• **Письменное задание**:
Верните дословно отрывок из статьи о взятии родственников критиков власти в заложники: начните с места, где стоят слова «А 3 октября», и остановитесь после слов «в общественной деятельности.».

• **Фрагмент документа**:

Утром 22 ноября прошел обыск у родителей Евгении Чириковой, которые формально проходят свидетелями по ее уголовным делам о так называемых «фейках о российской армии» и «оправдании терроризма». Широко известен инцидент с задержанием поэтессы и певицы Вероники Долиной в аэропорту. Месяц назад арестовали жену политика Леонида Гозмана: ее серебряные вилки признали «культурной ценностью» и завели дело о контрабанде. Аресты как взятие заложников — возрождаемая сталинская традиция, отмечает адвокат Иван Павлов, причем если ранее это явление в путинской России было чем-то исключительным (как арест брата Навального или отца Ивана Жданова), то сейчас это постепенно становится рутинной практикой.
Несмотря на массированную цензуру, преследование и блокировку интернет-ресурсов, яркие критики и обличители военных и политических преступлений Путина все еще слышны российской аудитории. Для борьбы с ними система прибегает ко все более изощренным и преступным методам.
Недавно о приостановке публичной деятельности объявил Леонид Гозман, которого аудитория YouTube знает как политического аналитика. Но общественная карьера Гозмана началась гораздо раньше, в оффлайновые времена: сначала советник Гайдара, потом помощник Черномырдина, глава «Союза правых сил», управленец в РАО «ЕЭС» и «Роснано». Дальше — уход из официальной политики в несистемную оппозицию, много лет работы в СМИ, поддержка Украины, эмиграция, статус «иноагента», уголовное дело и заочный приговор. Казалось, что Гозмана ничто не остановит и он проведет за своей работой буквально всю жизнь.
А 3 октября 2024 года супругу политика, 72-летнюю Марину Егорову, задержали в Москве, куда она приехала читать курс лекций по психологии. Причем задержали на максимально экзотических основаниях: якобы за контрабанду культурных ценностей. Речь, конечно, идет не о сокровищах Людовика XIV, а о наборе семейного столового серебра — вилках и ложках, — которые Леонид Гозман решил взять собой за границу. Вот эти вилки якобы и представляют собой культурную ценность, а супруга политика теперь находится под домашним арестом за контрабанду в составе организованной группы.
Леонид Гозман с женой
Проще говоря, Марину Егорову взяли в заложницы, чтобы принудить ее мужа отказаться от участия в общественной деятельности.
Жену Гозмана взяли в заложницы, чтобы принудить ее мужа отказаться от участия в общественной деятельности
Захват заложников, который двадцать-тридцать лет назад ассоциировался в основном с международным терроризмом, давно вошел в инструментарий государственных террористов. Одной из ключевых фигур недавнего обмена заключенными тоже был заложник — журналист Эван Гершкович. Весной 2023 года его взяли под стражу, обвинив в шпионаже, а вскоре Владимир Путин заявил, что хочет обменять его на Вадима Красикова — офицера российских спецслужб, отбывавшего пожизненный срок в Германии за убийство чеченского полевого командира. Гершкович давал Кремлю рычаги давления на американское правительство, поэтому его и использовали для катализации обмена.

• **Блок данных**:
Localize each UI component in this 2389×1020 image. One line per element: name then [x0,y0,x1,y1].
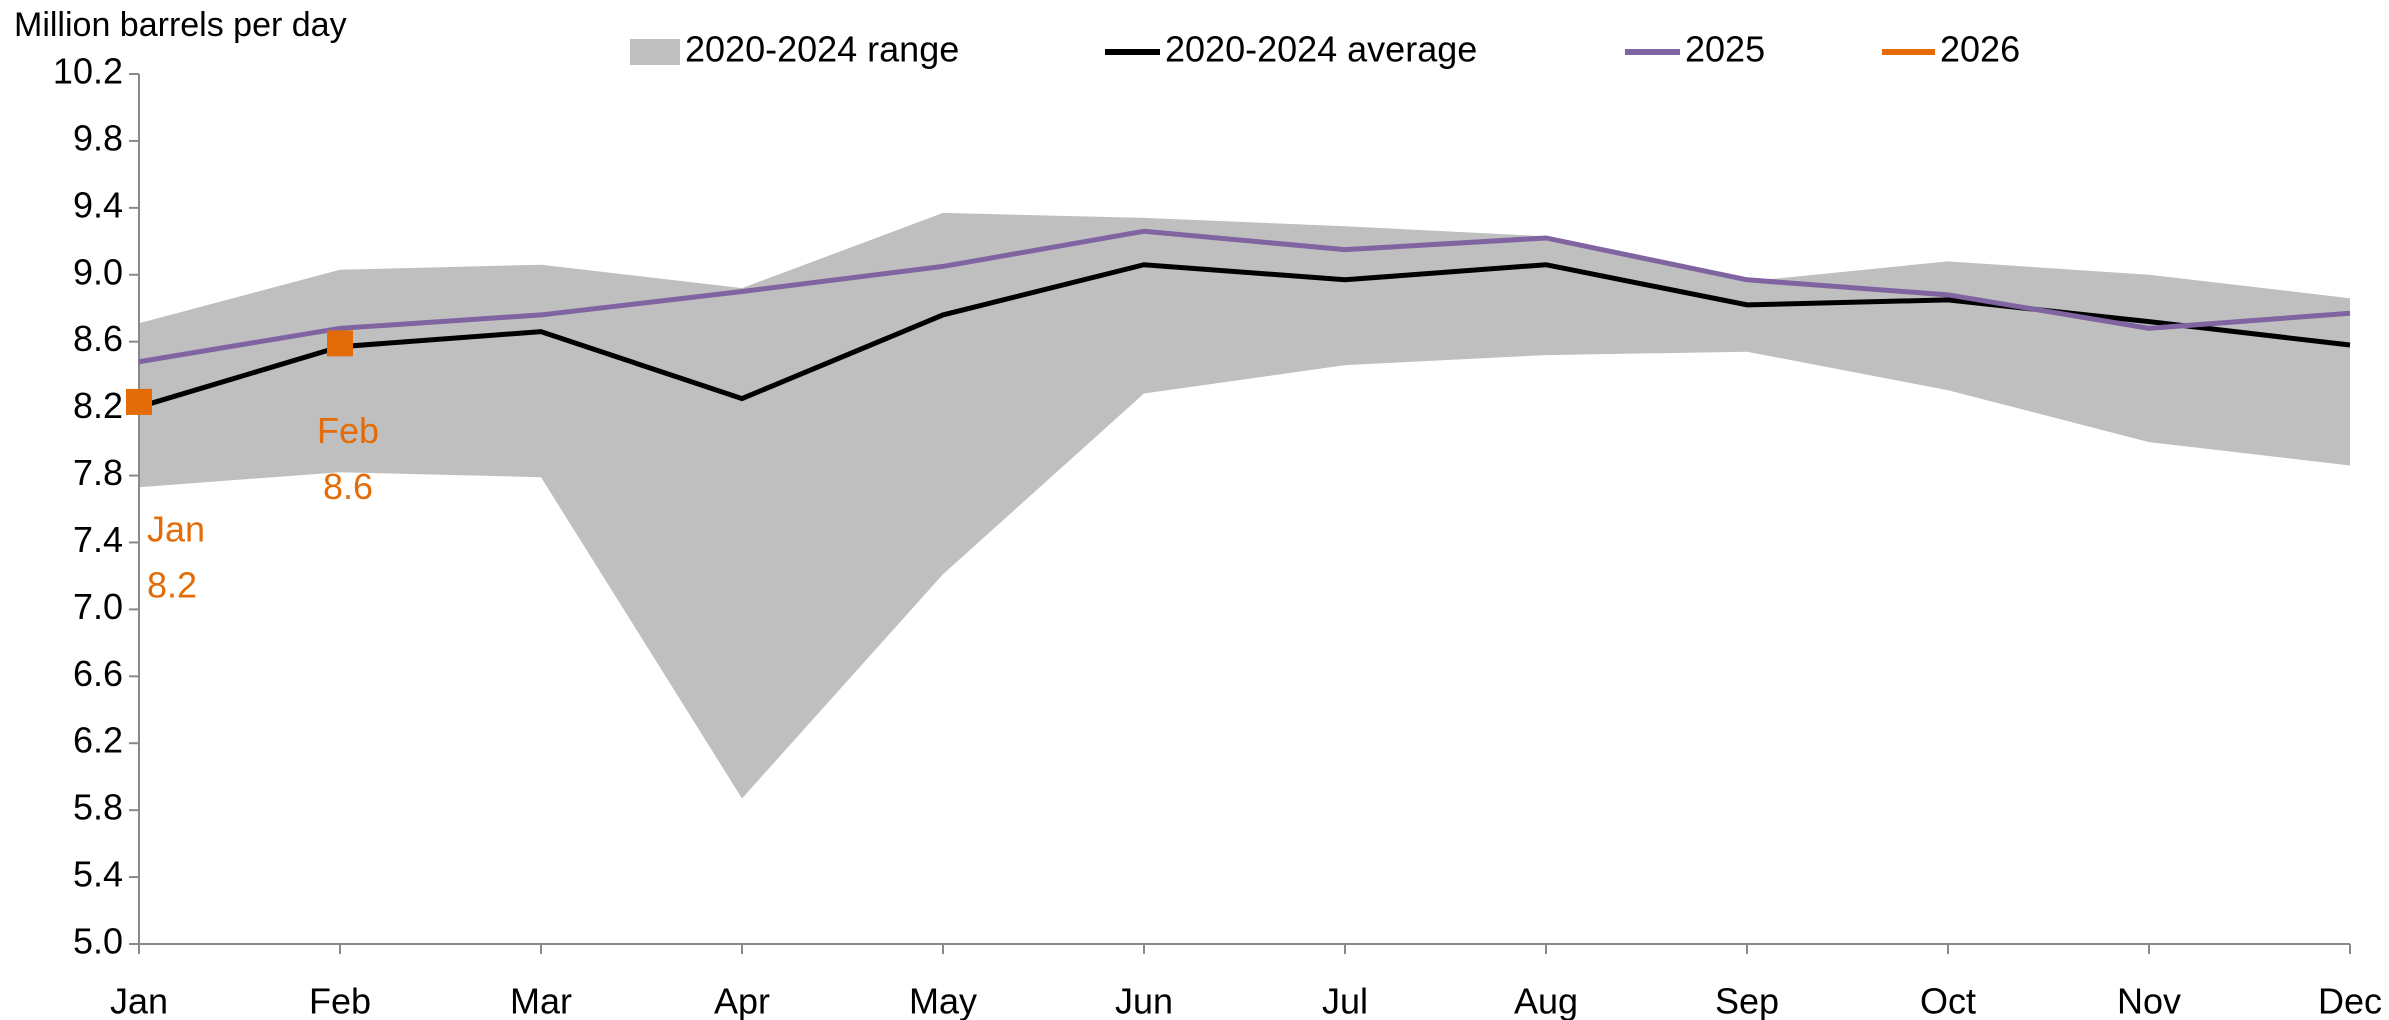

• **Результат**:
А 3 октября 2024 года супругу политика, 72-летнюю Марину Егорову, задержали в Москве, куда она приехала читать курс лекций по психологии. Причем задержали на максимально экзотических основаниях: якобы за контрабанду культурных ценностей. Речь, конечно, идет не о сокровищах Людовика XIV, а о наборе семейного столового серебра — вилках и ложках, — которые Леонид Гозман решил взять собой за границу. Вот эти вилки якобы и представляют собой культурную ценность, а супруга политика теперь находится под домашним арестом за контрабанду в составе организованной группы.
Леонид Гозман с женой
Проще говоря, Марину Егорову взяли в заложницы, чтобы принудить ее мужа отказаться от участия в общественной деятельности.